**Material provided**
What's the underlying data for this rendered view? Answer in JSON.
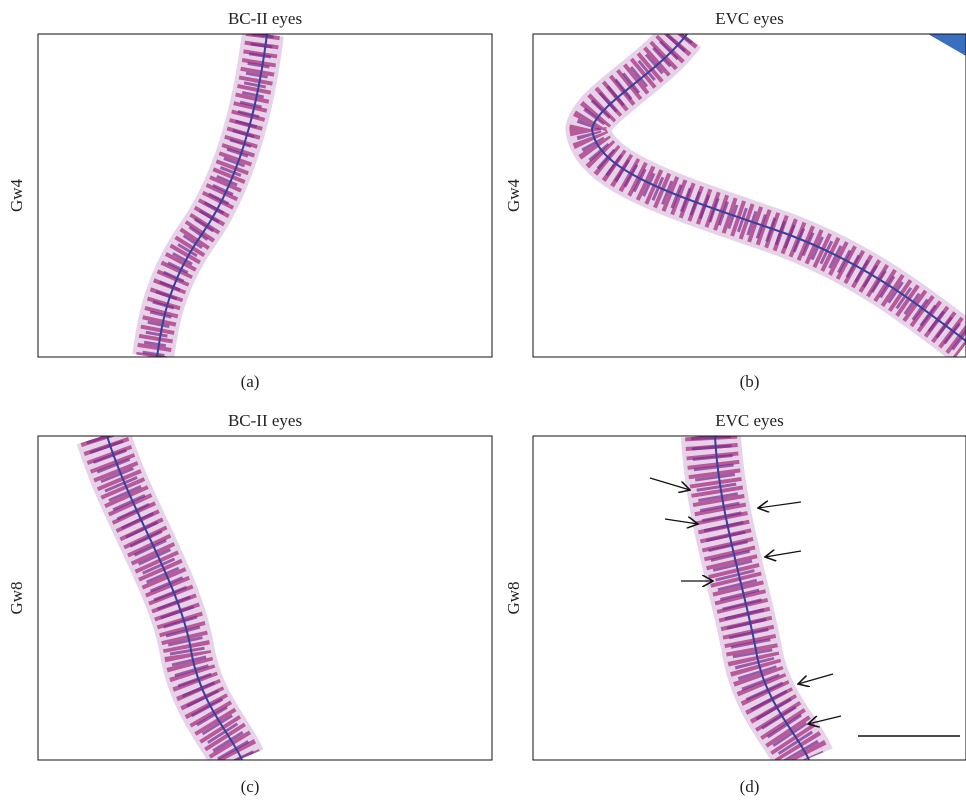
{
  "panels": [
    {
      "title": "BC-II eyes",
      "row_label": "Gw4",
      "caption": "(a)"
    },
    {
      "title": "EVC eyes",
      "row_label": "Gw4",
      "caption": "(b)"
    },
    {
      "title": "BC-II eyes",
      "row_label": "Gw8",
      "caption": "(c)"
    },
    {
      "title": "EVC eyes",
      "row_label": "Gw8",
      "caption": "(d)"
    }
  ]
}
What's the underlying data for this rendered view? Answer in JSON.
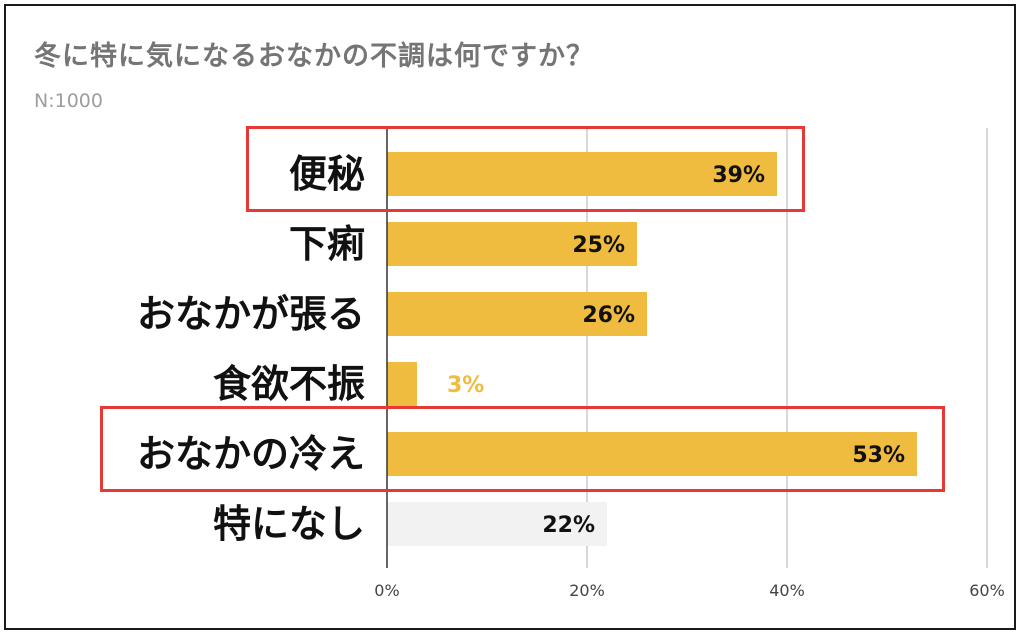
{
  "title": "冬に特に気になるおなかの不調は何ですか？",
  "subtitle": "N:1000",
  "colors": {
    "bar": "#f0bc40",
    "bar_none": "#f2f2f2",
    "grid": "#cccccc",
    "axis": "#333333",
    "highlight": "#e53935",
    "label_outside": "#f0bc40",
    "label_inside": "#111111",
    "tick": "#444444"
  },
  "chart_data": {
    "type": "bar",
    "orientation": "horizontal",
    "title": "冬に特に気になるおなかの不調は何ですか？",
    "subtitle": "N:1000",
    "categories": [
      "便秘",
      "下痢",
      "おなかが張る",
      "食欲不振",
      "おなかの冷え",
      "特になし"
    ],
    "values": [
      39,
      25,
      26,
      3,
      53,
      22
    ],
    "value_labels": [
      "39%",
      "25%",
      "26%",
      "3%",
      "53%",
      "22%"
    ],
    "xlim": [
      0,
      60
    ],
    "xticks": [
      0,
      20,
      40,
      60
    ],
    "xtick_labels": [
      "0%",
      "20%",
      "40%",
      "60%"
    ],
    "grid": true,
    "highlighted_categories": [
      "便秘",
      "おなかの冷え"
    ]
  }
}
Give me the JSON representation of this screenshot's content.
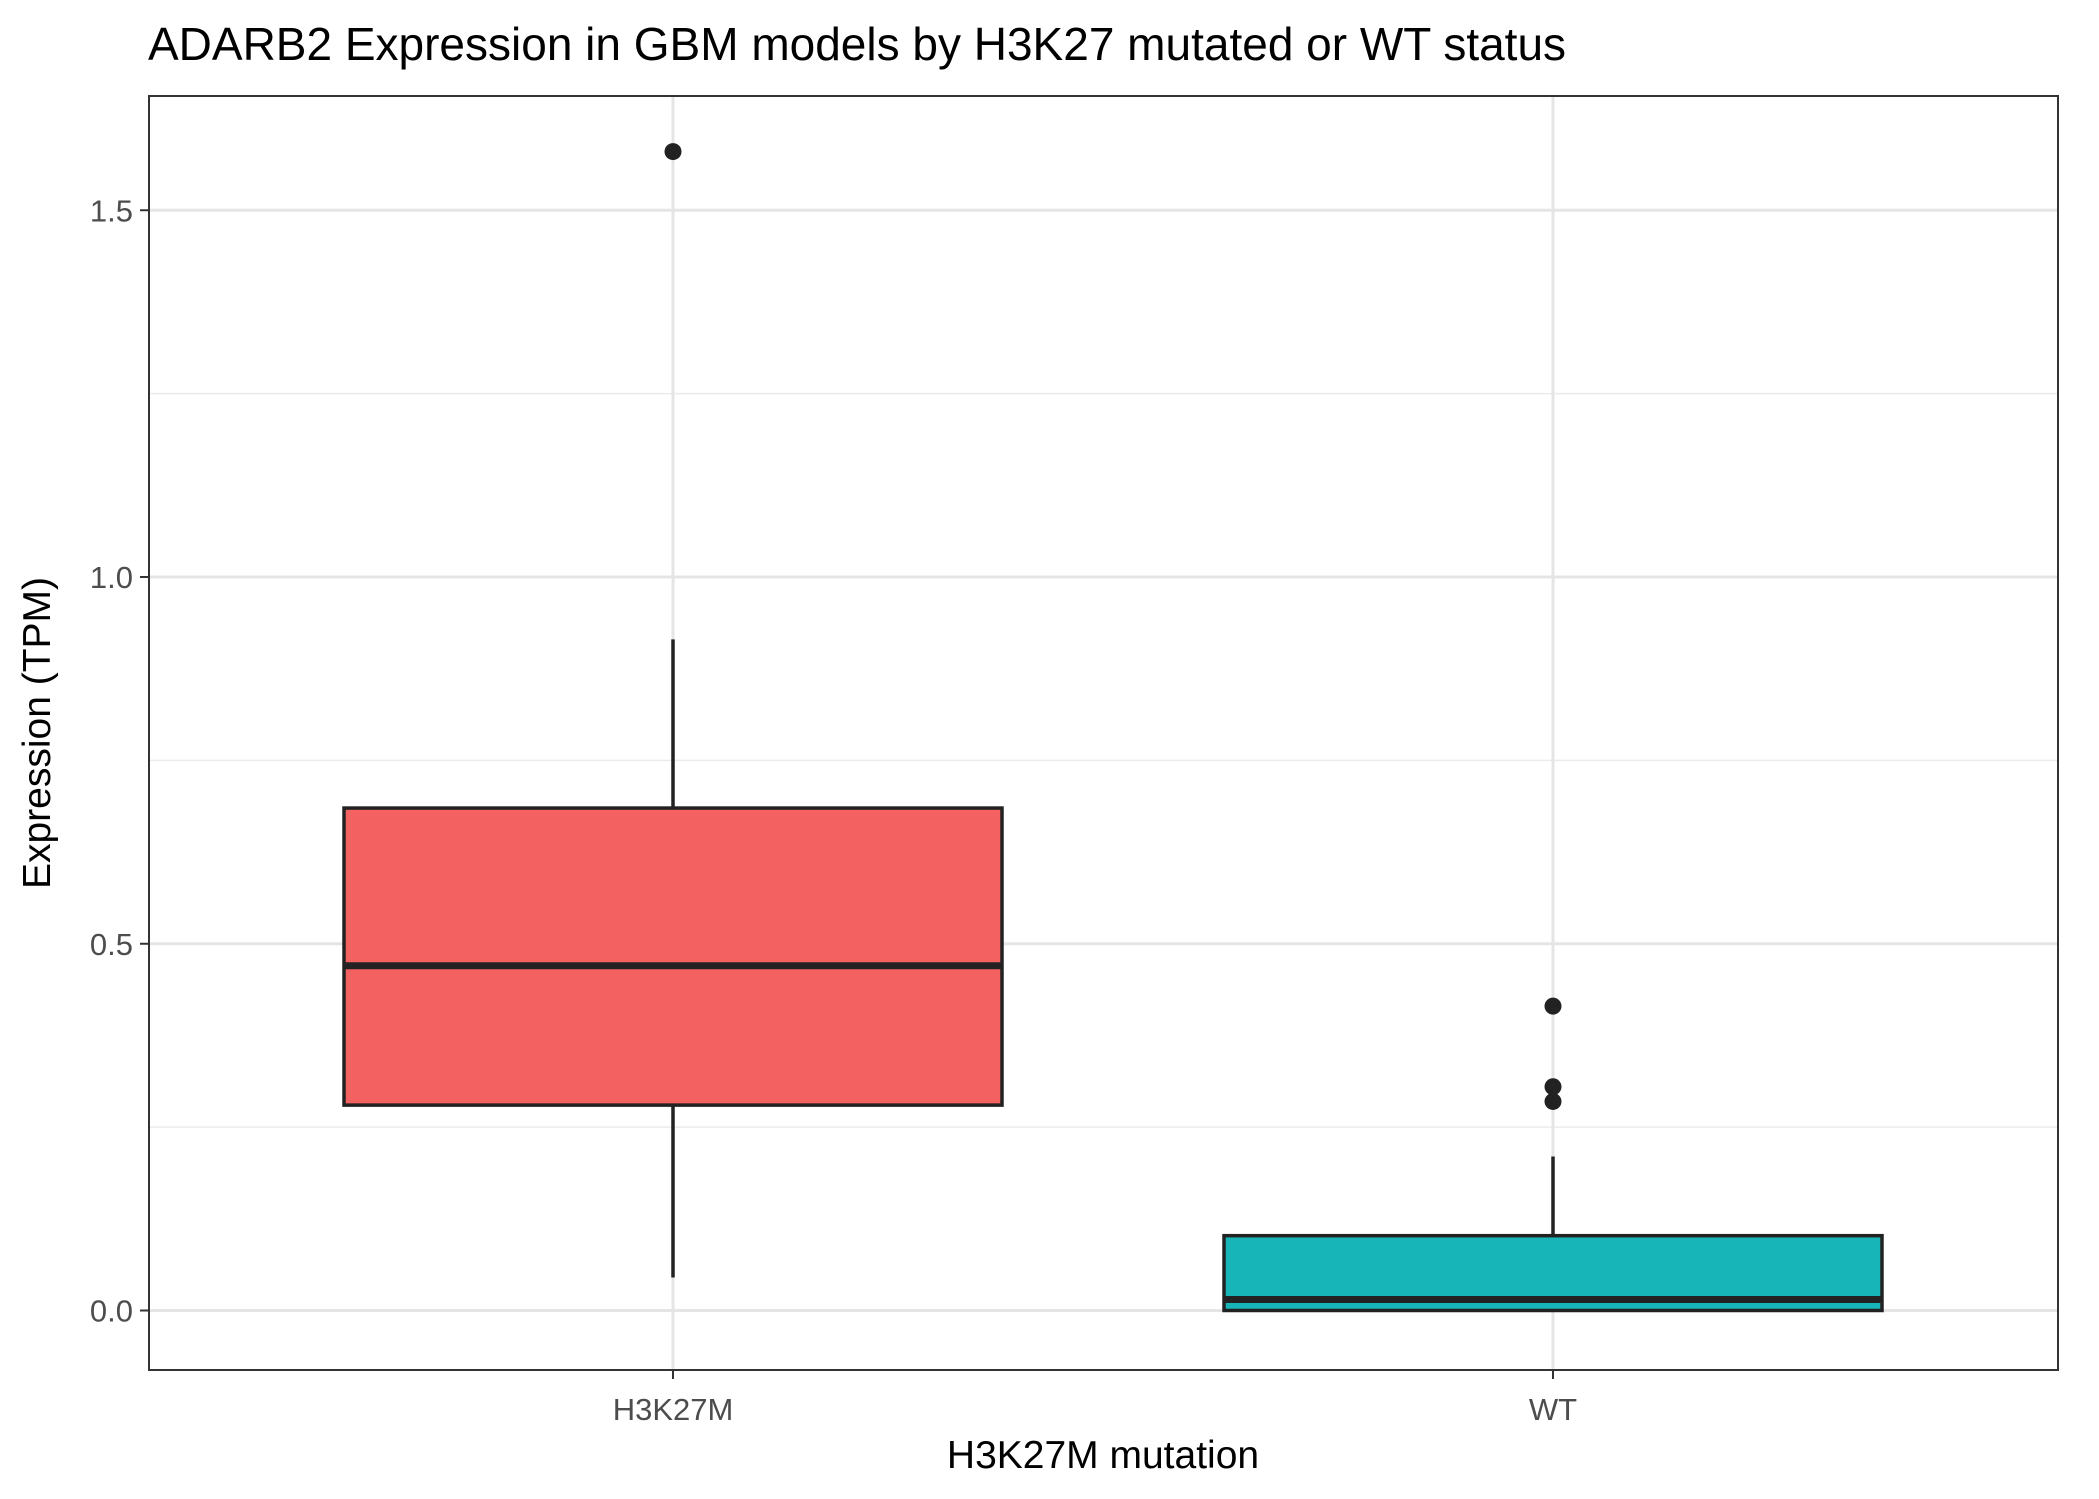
{
  "chart_data": {
    "type": "box",
    "title": "ADARB2 Expression in GBM models by H3K27 mutated or WT status",
    "xlabel": "H3K27M mutation",
    "ylabel": "Expression (TPM)",
    "ylim": [
      -0.077,
      1.65
    ],
    "yticks": [
      0.0,
      0.5,
      1.0,
      1.5
    ],
    "ytick_labels": [
      "0.0",
      "0.5",
      "1.0",
      "1.5"
    ],
    "minor_yticks": [
      0.25,
      0.75,
      1.25
    ],
    "grid": true,
    "legend": "none",
    "categories": [
      "H3K27M",
      "WT"
    ],
    "boxes": [
      {
        "category": "H3K27M",
        "color": "#F36160",
        "whisker_low": 0.045,
        "q1": 0.28,
        "median": 0.47,
        "q3": 0.685,
        "whisker_high": 0.915,
        "outliers": [
          1.58
        ]
      },
      {
        "category": "WT",
        "color": "#18B5B8",
        "whisker_low": 0.0,
        "q1": 0.0,
        "median": 0.015,
        "q3": 0.102,
        "whisker_high": 0.21,
        "outliers": [
          0.415,
          0.305,
          0.285
        ]
      }
    ]
  }
}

**Instruction**
All lines from the one holding "Give me the" through the last line of the entries, and nothing else, are to be output exactly; leave out the pictures.

**Solved problem**
Give me the JSON representation of this screenshot's content.
{
  "chart_data": {
    "type": "box",
    "title": "ADARB2 Expression in GBM models by H3K27 mutated or WT status",
    "xlabel": "H3K27M mutation",
    "ylabel": "Expression (TPM)",
    "ylim": [
      -0.077,
      1.65
    ],
    "yticks": [
      0.0,
      0.5,
      1.0,
      1.5
    ],
    "ytick_labels": [
      "0.0",
      "0.5",
      "1.0",
      "1.5"
    ],
    "minor_yticks": [
      0.25,
      0.75,
      1.25
    ],
    "grid": true,
    "legend": "none",
    "categories": [
      "H3K27M",
      "WT"
    ],
    "boxes": [
      {
        "category": "H3K27M",
        "color": "#F36160",
        "whisker_low": 0.045,
        "q1": 0.28,
        "median": 0.47,
        "q3": 0.685,
        "whisker_high": 0.915,
        "outliers": [
          1.58
        ]
      },
      {
        "category": "WT",
        "color": "#18B5B8",
        "whisker_low": 0.0,
        "q1": 0.0,
        "median": 0.015,
        "q3": 0.102,
        "whisker_high": 0.21,
        "outliers": [
          0.415,
          0.305,
          0.285
        ]
      }
    ]
  }
}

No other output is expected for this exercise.